- [Set exercise]
Reproduce every entry that follows word for word, but omit the images.

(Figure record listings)
+++
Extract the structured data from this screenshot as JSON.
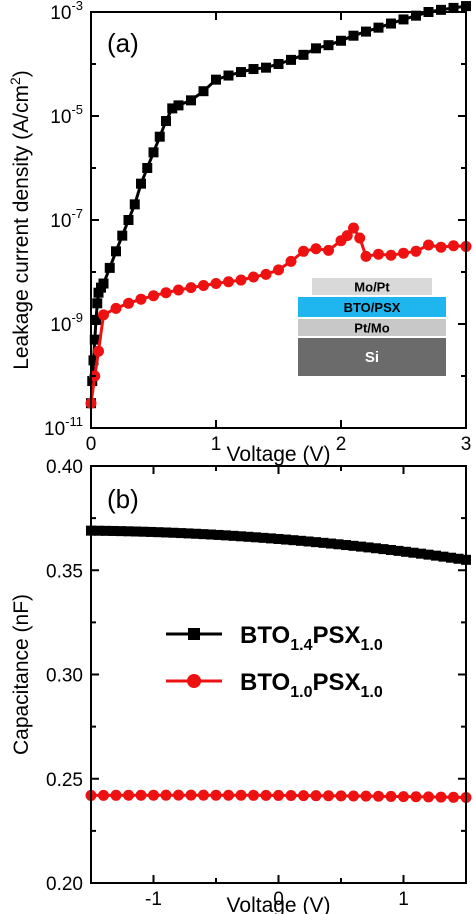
{
  "colors": {
    "series_black": "#000000",
    "series_red": "#ee1111",
    "inset_mopt": "#d9d9d9",
    "inset_bto": "#1fb6f0",
    "inset_ptmo": "#c8c8c8",
    "inset_si": "#6b6b6b"
  },
  "chart_data": [
    {
      "type": "line",
      "panel_label": "(a)",
      "xlabel": "Voltage (V)",
      "ylabel": "Leakage current density (A/cm",
      "ylabel_sup": "2",
      "ylabel_end": ")",
      "y_scale": "log",
      "xlim": [
        0,
        3
      ],
      "ylim": [
        1e-11,
        0.001
      ],
      "x_ticks": [
        0,
        1,
        2,
        3
      ],
      "y_ticks": [
        {
          "value": 1e-11,
          "base": "10",
          "exp": "-11"
        },
        {
          "value": 1e-09,
          "base": "10",
          "exp": "-9"
        },
        {
          "value": 1e-07,
          "base": "10",
          "exp": "-7"
        },
        {
          "value": 1e-05,
          "base": "10",
          "exp": "-5"
        },
        {
          "value": 0.001,
          "base": "10",
          "exp": "-3"
        }
      ],
      "series": [
        {
          "marker": "square",
          "color": "#000000",
          "x": [
            0.0,
            0.01,
            0.02,
            0.03,
            0.04,
            0.05,
            0.06,
            0.08,
            0.1,
            0.15,
            0.2,
            0.25,
            0.3,
            0.35,
            0.4,
            0.45,
            0.5,
            0.55,
            0.6,
            0.65,
            0.7,
            0.8,
            0.9,
            1.0,
            1.1,
            1.2,
            1.3,
            1.4,
            1.5,
            1.6,
            1.7,
            1.8,
            1.9,
            2.0,
            2.1,
            2.2,
            2.3,
            2.4,
            2.5,
            2.6,
            2.7,
            2.8,
            2.9,
            3.0
          ],
          "y": [
            3e-11,
            8e-11,
            2e-10,
            5e-10,
            1.2e-09,
            2.5e-09,
            4e-09,
            5e-09,
            6e-09,
            1.2e-08,
            2.5e-08,
            5e-08,
            1e-07,
            2e-07,
            5e-07,
            1e-06,
            2e-06,
            4e-06,
            8e-06,
            1.4e-05,
            1.6e-05,
            2e-05,
            3e-05,
            5e-05,
            6e-05,
            7e-05,
            8e-05,
            8.5e-05,
            0.0001,
            0.00012,
            0.00015,
            0.0002,
            0.00023,
            0.00028,
            0.00035,
            0.00042,
            0.0005,
            0.0006,
            0.00072,
            0.00085,
            0.001,
            0.0011,
            0.0012,
            0.0013
          ]
        },
        {
          "marker": "circle",
          "color": "#ee1111",
          "x": [
            0.0,
            0.03,
            0.06,
            0.1,
            0.2,
            0.3,
            0.4,
            0.5,
            0.6,
            0.7,
            0.8,
            0.9,
            1.0,
            1.1,
            1.2,
            1.3,
            1.4,
            1.5,
            1.6,
            1.7,
            1.8,
            1.9,
            2.0,
            2.05,
            2.1,
            2.15,
            2.2,
            2.3,
            2.4,
            2.5,
            2.6,
            2.7,
            2.8,
            2.9,
            3.0
          ],
          "y": [
            3e-11,
            1e-10,
            3e-10,
            1.5e-09,
            2e-09,
            2.5e-09,
            3e-09,
            3.5e-09,
            4e-09,
            4.5e-09,
            5e-09,
            5.5e-09,
            6e-09,
            6.5e-09,
            7e-09,
            8e-09,
            9e-09,
            1.1e-08,
            1.6e-08,
            2.5e-08,
            2.8e-08,
            2.6e-08,
            4e-08,
            5e-08,
            7e-08,
            4.5e-08,
            2e-08,
            2.2e-08,
            2.1e-08,
            2.3e-08,
            2.5e-08,
            3.3e-08,
            3e-08,
            3.2e-08,
            3.1e-08
          ]
        }
      ],
      "inset_layers": [
        "Mo/Pt",
        "BTO/PSX",
        "Pt/Mo",
        "Si"
      ]
    },
    {
      "type": "line",
      "panel_label": "(b)",
      "xlabel": "Voltage (V)",
      "ylabel": "Capacitance (nF)",
      "xlim": [
        -1.5,
        1.5
      ],
      "ylim": [
        0.2,
        0.4
      ],
      "x_ticks": [
        -1,
        0,
        1
      ],
      "x_tick_labels": [
        "-1",
        "0",
        "1"
      ],
      "y_ticks": [
        0.2,
        0.25,
        0.3,
        0.35,
        0.4
      ],
      "y_tick_labels": [
        "0.20",
        "0.25",
        "0.30",
        "0.35",
        "0.40"
      ],
      "legend_placement": "center-right",
      "series": [
        {
          "marker": "square",
          "color": "#000000",
          "name_main": "BTO",
          "name_sub1": "1.4",
          "name_mid": "PSX",
          "name_sub2": "1.0",
          "x_start": -1.5,
          "x_end": 1.5,
          "x_step": 0.06,
          "y_start": 0.369,
          "y_mid": 0.365,
          "y_end": 0.355
        },
        {
          "marker": "circle",
          "color": "#ee1111",
          "name_main": "BTO",
          "name_sub1": "1.0",
          "name_mid": "PSX",
          "name_sub2": "1.0",
          "x_start": -1.5,
          "x_end": 1.5,
          "x_step": 0.1,
          "y_start": 0.242,
          "y_mid": 0.242,
          "y_end": 0.241
        }
      ]
    }
  ]
}
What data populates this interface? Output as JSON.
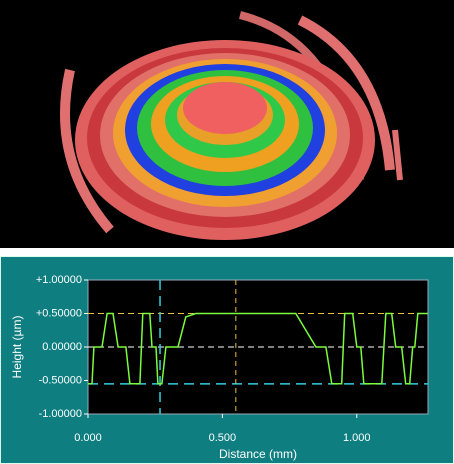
{
  "chart_data": {
    "type": "line",
    "y_label": "Height (µm)",
    "x_label": "Distance (mm)",
    "x": [
      0,
      0.015,
      0.022,
      0.052,
      0.071,
      0.093,
      0.112,
      0.141,
      0.156,
      0.193,
      0.204,
      0.23,
      0.238,
      0.253,
      0.26,
      0.275,
      0.29,
      0.335,
      0.364,
      0.401,
      0.773,
      0.848,
      0.885,
      0.907,
      0.944,
      0.955,
      0.985,
      1.0,
      1.015,
      1.026,
      1.093,
      1.108,
      1.13,
      1.145,
      1.167,
      1.182,
      1.197,
      1.208,
      1.216,
      1.227,
      1.264
    ],
    "values": [
      -0.55,
      -0.55,
      0,
      0,
      0.5,
      0.5,
      0,
      0,
      -0.55,
      -0.55,
      0.5,
      0.5,
      0,
      0,
      -0.55,
      -0.55,
      0,
      0,
      0.45,
      0.5,
      0.5,
      0,
      0,
      -0.55,
      -0.55,
      0.5,
      0.5,
      0,
      0,
      -0.55,
      -0.55,
      0.5,
      0.5,
      0,
      0,
      -0.55,
      -0.55,
      0,
      0,
      0.5,
      0.5
    ],
    "color": "#7cfc3c",
    "xlim": [
      0,
      1.265
    ],
    "ylim": [
      -1,
      1
    ],
    "xticks": [
      {
        "value": 0,
        "label": "0.000"
      },
      {
        "value": 0.5,
        "label": "0.500"
      },
      {
        "value": 1,
        "label": "1.000"
      }
    ],
    "yticks": [
      {
        "value": 1,
        "label": "+1.00000"
      },
      {
        "value": 0.5,
        "label": "+0.50000"
      },
      {
        "value": 0,
        "label": "0.00000"
      },
      {
        "value": -0.5,
        "label": "-0.50000"
      },
      {
        "value": -1,
        "label": "-1.00000"
      }
    ],
    "hlines": [
      {
        "value": 0.5,
        "color": "#e8c040"
      },
      {
        "value": 0,
        "color": "#ffffff"
      },
      {
        "value": -0.55,
        "color": "#30d0e0"
      }
    ],
    "vlines": [
      {
        "value": 0.268,
        "color": "#30d0e0"
      },
      {
        "value": 0.55,
        "color": "#e8c040"
      }
    ]
  }
}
+++
- [Solved problem]
Extract the structured data from this screenshot as JSON.
{
  "colors": {
    "series_black": "#000000",
    "series_red": "#ee1111",
    "inset_mopt": "#d9d9d9",
    "inset_bto": "#1fb6f0",
    "inset_ptmo": "#c8c8c8",
    "inset_si": "#6b6b6b"
  },
  "chart_data": [
    {
      "type": "line",
      "panel_label": "(a)",
      "xlabel": "Voltage (V)",
      "ylabel": "Leakage current density (A/cm",
      "ylabel_sup": "2",
      "ylabel_end": ")",
      "y_scale": "log",
      "xlim": [
        0,
        3
      ],
      "ylim": [
        1e-11,
        0.001
      ],
      "x_ticks": [
        0,
        1,
        2,
        3
      ],
      "y_ticks": [
        {
          "value": 1e-11,
          "base": "10",
          "exp": "-11"
        },
        {
          "value": 1e-09,
          "base": "10",
          "exp": "-9"
        },
        {
          "value": 1e-07,
          "base": "10",
          "exp": "-7"
        },
        {
          "value": 1e-05,
          "base": "10",
          "exp": "-5"
        },
        {
          "value": 0.001,
          "base": "10",
          "exp": "-3"
        }
      ],
      "series": [
        {
          "marker": "square",
          "color": "#000000",
          "x": [
            0.0,
            0.01,
            0.02,
            0.03,
            0.04,
            0.05,
            0.06,
            0.08,
            0.1,
            0.15,
            0.2,
            0.25,
            0.3,
            0.35,
            0.4,
            0.45,
            0.5,
            0.55,
            0.6,
            0.65,
            0.7,
            0.8,
            0.9,
            1.0,
            1.1,
            1.2,
            1.3,
            1.4,
            1.5,
            1.6,
            1.7,
            1.8,
            1.9,
            2.0,
            2.1,
            2.2,
            2.3,
            2.4,
            2.5,
            2.6,
            2.7,
            2.8,
            2.9,
            3.0
          ],
          "y": [
            3e-11,
            8e-11,
            2e-10,
            5e-10,
            1.2e-09,
            2.5e-09,
            4e-09,
            5e-09,
            6e-09,
            1.2e-08,
            2.5e-08,
            5e-08,
            1e-07,
            2e-07,
            5e-07,
            1e-06,
            2e-06,
            4e-06,
            8e-06,
            1.4e-05,
            1.6e-05,
            2e-05,
            3e-05,
            5e-05,
            6e-05,
            7e-05,
            8e-05,
            8.5e-05,
            0.0001,
            0.00012,
            0.00015,
            0.0002,
            0.00023,
            0.00028,
            0.00035,
            0.00042,
            0.0005,
            0.0006,
            0.00072,
            0.00085,
            0.001,
            0.0011,
            0.0012,
            0.0013
          ]
        },
        {
          "marker": "circle",
          "color": "#ee1111",
          "x": [
            0.0,
            0.03,
            0.06,
            0.1,
            0.2,
            0.3,
            0.4,
            0.5,
            0.6,
            0.7,
            0.8,
            0.9,
            1.0,
            1.1,
            1.2,
            1.3,
            1.4,
            1.5,
            1.6,
            1.7,
            1.8,
            1.9,
            2.0,
            2.05,
            2.1,
            2.15,
            2.2,
            2.3,
            2.4,
            2.5,
            2.6,
            2.7,
            2.8,
            2.9,
            3.0
          ],
          "y": [
            3e-11,
            1e-10,
            3e-10,
            1.5e-09,
            2e-09,
            2.5e-09,
            3e-09,
            3.5e-09,
            4e-09,
            4.5e-09,
            5e-09,
            5.5e-09,
            6e-09,
            6.5e-09,
            7e-09,
            8e-09,
            9e-09,
            1.1e-08,
            1.6e-08,
            2.5e-08,
            2.8e-08,
            2.6e-08,
            4e-08,
            5e-08,
            7e-08,
            4.5e-08,
            2e-08,
            2.2e-08,
            2.1e-08,
            2.3e-08,
            2.5e-08,
            3.3e-08,
            3e-08,
            3.2e-08,
            3.1e-08
          ]
        }
      ],
      "inset_layers": [
        "Mo/Pt",
        "BTO/PSX",
        "Pt/Mo",
        "Si"
      ]
    },
    {
      "type": "line",
      "panel_label": "(b)",
      "xlabel": "Voltage (V)",
      "ylabel": "Capacitance (nF)",
      "xlim": [
        -1.5,
        1.5
      ],
      "ylim": [
        0.2,
        0.4
      ],
      "x_ticks": [
        -1,
        0,
        1
      ],
      "x_tick_labels": [
        "-1",
        "0",
        "1"
      ],
      "y_ticks": [
        0.2,
        0.25,
        0.3,
        0.35,
        0.4
      ],
      "y_tick_labels": [
        "0.20",
        "0.25",
        "0.30",
        "0.35",
        "0.40"
      ],
      "legend_placement": "center-right",
      "series": [
        {
          "marker": "square",
          "color": "#000000",
          "name_main": "BTO",
          "name_sub1": "1.4",
          "name_mid": "PSX",
          "name_sub2": "1.0",
          "x_start": -1.5,
          "x_end": 1.5,
          "x_step": 0.06,
          "y_start": 0.369,
          "y_mid": 0.365,
          "y_end": 0.355
        },
        {
          "marker": "circle",
          "color": "#ee1111",
          "name_main": "BTO",
          "name_sub1": "1.0",
          "name_mid": "PSX",
          "name_sub2": "1.0",
          "x_start": -1.5,
          "x_end": 1.5,
          "x_step": 0.1,
          "y_start": 0.242,
          "y_mid": 0.242,
          "y_end": 0.241
        }
      ]
    }
  ]
}
What data populates this interface? Output as JSON.
{
  "chart_data": {
    "type": "line",
    "y_label": "Height (µm)",
    "x_label": "Distance (mm)",
    "x": [
      0,
      0.015,
      0.022,
      0.052,
      0.071,
      0.093,
      0.112,
      0.141,
      0.156,
      0.193,
      0.204,
      0.23,
      0.238,
      0.253,
      0.26,
      0.275,
      0.29,
      0.335,
      0.364,
      0.401,
      0.773,
      0.848,
      0.885,
      0.907,
      0.944,
      0.955,
      0.985,
      1.0,
      1.015,
      1.026,
      1.093,
      1.108,
      1.13,
      1.145,
      1.167,
      1.182,
      1.197,
      1.208,
      1.216,
      1.227,
      1.264
    ],
    "values": [
      -0.55,
      -0.55,
      0,
      0,
      0.5,
      0.5,
      0,
      0,
      -0.55,
      -0.55,
      0.5,
      0.5,
      0,
      0,
      -0.55,
      -0.55,
      0,
      0,
      0.45,
      0.5,
      0.5,
      0,
      0,
      -0.55,
      -0.55,
      0.5,
      0.5,
      0,
      0,
      -0.55,
      -0.55,
      0.5,
      0.5,
      0,
      0,
      -0.55,
      -0.55,
      0,
      0,
      0.5,
      0.5
    ],
    "color": "#7cfc3c",
    "xlim": [
      0,
      1.265
    ],
    "ylim": [
      -1,
      1
    ],
    "xticks": [
      {
        "value": 0,
        "label": "0.000"
      },
      {
        "value": 0.5,
        "label": "0.500"
      },
      {
        "value": 1,
        "label": "1.000"
      }
    ],
    "yticks": [
      {
        "value": 1,
        "label": "+1.00000"
      },
      {
        "value": 0.5,
        "label": "+0.50000"
      },
      {
        "value": 0,
        "label": "0.00000"
      },
      {
        "value": -0.5,
        "label": "-0.50000"
      },
      {
        "value": -1,
        "label": "-1.00000"
      }
    ],
    "hlines": [
      {
        "value": 0.5,
        "color": "#e8c040"
      },
      {
        "value": 0,
        "color": "#ffffff"
      },
      {
        "value": -0.55,
        "color": "#30d0e0"
      }
    ],
    "vlines": [
      {
        "value": 0.268,
        "color": "#30d0e0"
      },
      {
        "value": 0.55,
        "color": "#e8c040"
      }
    ]
  }
}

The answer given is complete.